#### [What needs to be done]
Determine which lines of the records include the word "Internet", and copy them.

#### [Raw records]
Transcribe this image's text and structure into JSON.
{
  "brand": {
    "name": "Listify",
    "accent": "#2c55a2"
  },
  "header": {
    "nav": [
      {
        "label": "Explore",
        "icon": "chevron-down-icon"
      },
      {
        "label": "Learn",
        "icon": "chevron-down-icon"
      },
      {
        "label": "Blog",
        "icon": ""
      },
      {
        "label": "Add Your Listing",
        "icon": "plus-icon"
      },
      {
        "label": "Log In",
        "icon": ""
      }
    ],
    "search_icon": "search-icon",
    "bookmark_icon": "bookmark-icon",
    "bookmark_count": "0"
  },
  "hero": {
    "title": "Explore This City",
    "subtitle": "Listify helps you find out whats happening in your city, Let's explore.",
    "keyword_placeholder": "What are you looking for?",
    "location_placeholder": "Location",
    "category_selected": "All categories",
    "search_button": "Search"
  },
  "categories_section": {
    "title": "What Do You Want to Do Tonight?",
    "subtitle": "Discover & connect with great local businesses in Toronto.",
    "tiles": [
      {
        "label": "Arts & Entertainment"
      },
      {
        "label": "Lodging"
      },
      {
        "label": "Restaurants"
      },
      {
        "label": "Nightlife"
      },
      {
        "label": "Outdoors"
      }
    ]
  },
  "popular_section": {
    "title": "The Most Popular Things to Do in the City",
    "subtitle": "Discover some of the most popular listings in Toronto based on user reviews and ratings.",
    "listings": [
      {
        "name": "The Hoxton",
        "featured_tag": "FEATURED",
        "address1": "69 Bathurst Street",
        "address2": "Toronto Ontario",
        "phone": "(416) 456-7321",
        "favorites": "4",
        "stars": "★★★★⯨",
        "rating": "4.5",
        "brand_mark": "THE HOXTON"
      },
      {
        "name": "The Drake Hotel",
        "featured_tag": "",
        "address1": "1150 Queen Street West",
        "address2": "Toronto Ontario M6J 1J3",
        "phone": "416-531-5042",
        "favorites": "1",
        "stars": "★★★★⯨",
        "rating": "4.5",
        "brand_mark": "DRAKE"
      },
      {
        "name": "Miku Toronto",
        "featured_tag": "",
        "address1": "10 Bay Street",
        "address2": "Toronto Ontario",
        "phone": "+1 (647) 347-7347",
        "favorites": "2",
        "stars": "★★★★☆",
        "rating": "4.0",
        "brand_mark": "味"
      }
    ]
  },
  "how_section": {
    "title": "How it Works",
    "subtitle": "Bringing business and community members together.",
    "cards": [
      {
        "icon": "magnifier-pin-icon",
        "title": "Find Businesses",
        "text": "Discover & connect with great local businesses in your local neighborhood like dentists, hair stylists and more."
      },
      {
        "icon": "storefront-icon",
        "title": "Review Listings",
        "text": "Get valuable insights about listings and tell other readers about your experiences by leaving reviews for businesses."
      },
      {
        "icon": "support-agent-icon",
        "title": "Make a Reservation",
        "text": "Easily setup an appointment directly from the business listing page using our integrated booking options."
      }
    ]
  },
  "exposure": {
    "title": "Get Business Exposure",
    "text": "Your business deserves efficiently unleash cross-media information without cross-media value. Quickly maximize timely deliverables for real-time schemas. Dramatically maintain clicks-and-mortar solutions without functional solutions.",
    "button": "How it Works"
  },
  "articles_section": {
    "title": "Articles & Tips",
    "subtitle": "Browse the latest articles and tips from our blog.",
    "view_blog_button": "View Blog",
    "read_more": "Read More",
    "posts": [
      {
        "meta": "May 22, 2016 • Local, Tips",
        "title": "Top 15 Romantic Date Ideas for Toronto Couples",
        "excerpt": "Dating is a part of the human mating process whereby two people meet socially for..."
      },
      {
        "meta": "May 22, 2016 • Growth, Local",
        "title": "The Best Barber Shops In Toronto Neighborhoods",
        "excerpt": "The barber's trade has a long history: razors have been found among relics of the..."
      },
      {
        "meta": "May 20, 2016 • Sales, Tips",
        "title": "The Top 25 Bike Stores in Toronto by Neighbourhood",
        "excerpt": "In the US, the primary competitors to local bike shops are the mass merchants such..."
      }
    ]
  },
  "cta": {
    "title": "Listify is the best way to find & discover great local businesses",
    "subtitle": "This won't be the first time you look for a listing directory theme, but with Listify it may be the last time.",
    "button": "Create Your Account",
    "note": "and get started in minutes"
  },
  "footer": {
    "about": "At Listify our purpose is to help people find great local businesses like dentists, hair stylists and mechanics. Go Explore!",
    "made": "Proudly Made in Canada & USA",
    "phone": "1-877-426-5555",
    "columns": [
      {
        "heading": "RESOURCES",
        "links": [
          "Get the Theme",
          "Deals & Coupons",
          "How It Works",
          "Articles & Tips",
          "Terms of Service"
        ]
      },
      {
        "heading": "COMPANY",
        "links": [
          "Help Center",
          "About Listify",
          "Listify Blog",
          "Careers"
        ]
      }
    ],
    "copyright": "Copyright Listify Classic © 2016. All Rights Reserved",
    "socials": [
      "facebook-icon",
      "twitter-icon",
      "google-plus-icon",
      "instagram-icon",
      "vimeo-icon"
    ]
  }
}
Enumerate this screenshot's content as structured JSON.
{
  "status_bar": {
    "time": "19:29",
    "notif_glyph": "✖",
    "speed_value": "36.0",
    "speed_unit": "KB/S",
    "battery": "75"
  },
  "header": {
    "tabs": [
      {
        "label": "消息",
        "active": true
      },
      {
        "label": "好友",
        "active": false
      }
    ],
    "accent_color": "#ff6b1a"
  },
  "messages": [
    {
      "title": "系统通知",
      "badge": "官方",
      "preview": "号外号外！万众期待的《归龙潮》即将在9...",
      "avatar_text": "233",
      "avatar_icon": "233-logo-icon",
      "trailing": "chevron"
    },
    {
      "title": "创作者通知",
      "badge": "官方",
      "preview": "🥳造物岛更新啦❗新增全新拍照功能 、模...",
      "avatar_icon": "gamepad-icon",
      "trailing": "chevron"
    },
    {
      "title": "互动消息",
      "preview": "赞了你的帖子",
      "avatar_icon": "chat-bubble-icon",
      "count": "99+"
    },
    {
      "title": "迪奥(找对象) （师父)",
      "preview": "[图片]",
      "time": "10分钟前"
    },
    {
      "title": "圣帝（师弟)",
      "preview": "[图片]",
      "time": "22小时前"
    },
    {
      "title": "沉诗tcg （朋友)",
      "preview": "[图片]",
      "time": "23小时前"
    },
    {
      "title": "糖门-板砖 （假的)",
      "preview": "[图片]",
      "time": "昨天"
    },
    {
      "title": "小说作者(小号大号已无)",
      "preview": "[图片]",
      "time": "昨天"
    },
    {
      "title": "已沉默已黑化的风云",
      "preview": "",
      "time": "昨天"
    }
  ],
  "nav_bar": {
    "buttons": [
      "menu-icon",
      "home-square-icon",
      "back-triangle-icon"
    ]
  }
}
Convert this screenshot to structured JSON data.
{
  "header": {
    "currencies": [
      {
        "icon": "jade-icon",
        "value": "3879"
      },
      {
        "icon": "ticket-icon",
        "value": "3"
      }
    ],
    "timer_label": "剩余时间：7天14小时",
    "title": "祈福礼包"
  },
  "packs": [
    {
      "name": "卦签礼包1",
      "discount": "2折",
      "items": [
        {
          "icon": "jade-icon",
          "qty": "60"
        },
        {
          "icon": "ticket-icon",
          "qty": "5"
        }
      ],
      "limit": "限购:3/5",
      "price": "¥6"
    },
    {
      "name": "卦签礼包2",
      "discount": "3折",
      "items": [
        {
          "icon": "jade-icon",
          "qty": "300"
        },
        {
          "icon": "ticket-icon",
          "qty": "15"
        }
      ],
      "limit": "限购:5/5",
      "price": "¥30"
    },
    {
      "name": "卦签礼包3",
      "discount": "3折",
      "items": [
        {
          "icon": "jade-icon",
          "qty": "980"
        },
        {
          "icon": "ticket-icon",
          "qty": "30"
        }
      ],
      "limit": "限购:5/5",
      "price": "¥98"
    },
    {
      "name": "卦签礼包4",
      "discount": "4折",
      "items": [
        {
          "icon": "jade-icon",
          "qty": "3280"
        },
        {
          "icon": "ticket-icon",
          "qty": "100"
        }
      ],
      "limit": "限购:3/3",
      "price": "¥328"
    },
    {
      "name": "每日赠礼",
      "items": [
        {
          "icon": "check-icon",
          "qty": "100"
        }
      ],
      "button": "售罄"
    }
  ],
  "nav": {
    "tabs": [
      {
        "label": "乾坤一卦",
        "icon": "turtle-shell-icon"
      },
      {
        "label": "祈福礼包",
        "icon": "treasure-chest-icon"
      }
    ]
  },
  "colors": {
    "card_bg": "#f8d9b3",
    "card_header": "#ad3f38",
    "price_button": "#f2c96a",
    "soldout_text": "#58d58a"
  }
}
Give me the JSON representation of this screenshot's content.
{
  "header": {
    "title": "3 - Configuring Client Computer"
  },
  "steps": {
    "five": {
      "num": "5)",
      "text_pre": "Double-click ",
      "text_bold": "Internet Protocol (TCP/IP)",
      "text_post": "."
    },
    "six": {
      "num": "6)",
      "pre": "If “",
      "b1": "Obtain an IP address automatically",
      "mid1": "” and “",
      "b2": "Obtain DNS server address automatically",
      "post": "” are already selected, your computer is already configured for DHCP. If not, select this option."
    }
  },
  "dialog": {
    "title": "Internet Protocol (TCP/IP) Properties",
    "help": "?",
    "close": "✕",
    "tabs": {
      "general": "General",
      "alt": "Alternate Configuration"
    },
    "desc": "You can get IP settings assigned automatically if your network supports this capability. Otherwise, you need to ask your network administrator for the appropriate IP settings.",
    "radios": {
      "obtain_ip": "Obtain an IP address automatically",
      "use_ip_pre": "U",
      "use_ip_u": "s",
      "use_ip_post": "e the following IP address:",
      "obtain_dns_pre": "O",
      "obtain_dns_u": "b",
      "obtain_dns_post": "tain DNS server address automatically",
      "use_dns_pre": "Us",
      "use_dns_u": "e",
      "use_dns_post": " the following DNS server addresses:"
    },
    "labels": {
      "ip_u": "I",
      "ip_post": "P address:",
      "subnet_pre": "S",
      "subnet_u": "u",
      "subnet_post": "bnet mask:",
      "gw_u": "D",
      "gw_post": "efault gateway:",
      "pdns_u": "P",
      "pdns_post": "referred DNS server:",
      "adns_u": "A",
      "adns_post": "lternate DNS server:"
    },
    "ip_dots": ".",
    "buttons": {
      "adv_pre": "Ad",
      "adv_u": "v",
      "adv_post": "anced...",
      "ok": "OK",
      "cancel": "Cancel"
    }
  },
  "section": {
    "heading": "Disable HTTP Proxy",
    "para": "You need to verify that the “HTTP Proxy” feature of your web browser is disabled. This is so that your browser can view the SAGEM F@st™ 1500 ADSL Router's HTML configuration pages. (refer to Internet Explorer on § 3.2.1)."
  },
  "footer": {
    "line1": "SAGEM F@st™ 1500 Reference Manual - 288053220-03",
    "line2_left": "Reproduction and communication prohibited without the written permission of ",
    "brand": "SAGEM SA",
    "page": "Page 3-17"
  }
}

#### [Full solution]
      "text_bold": "Internet Protocol (TCP/IP)",
    "title": "Internet Protocol (TCP/IP) Properties",
    "para": "You need to verify that the “HTTP Proxy” feature of your web browser is disabled. This is so that your browser can view the SAGEM F@st™ 1500 ADSL Router's HTML configuration pages. (refer to Internet Explorer on § 3.2.1)."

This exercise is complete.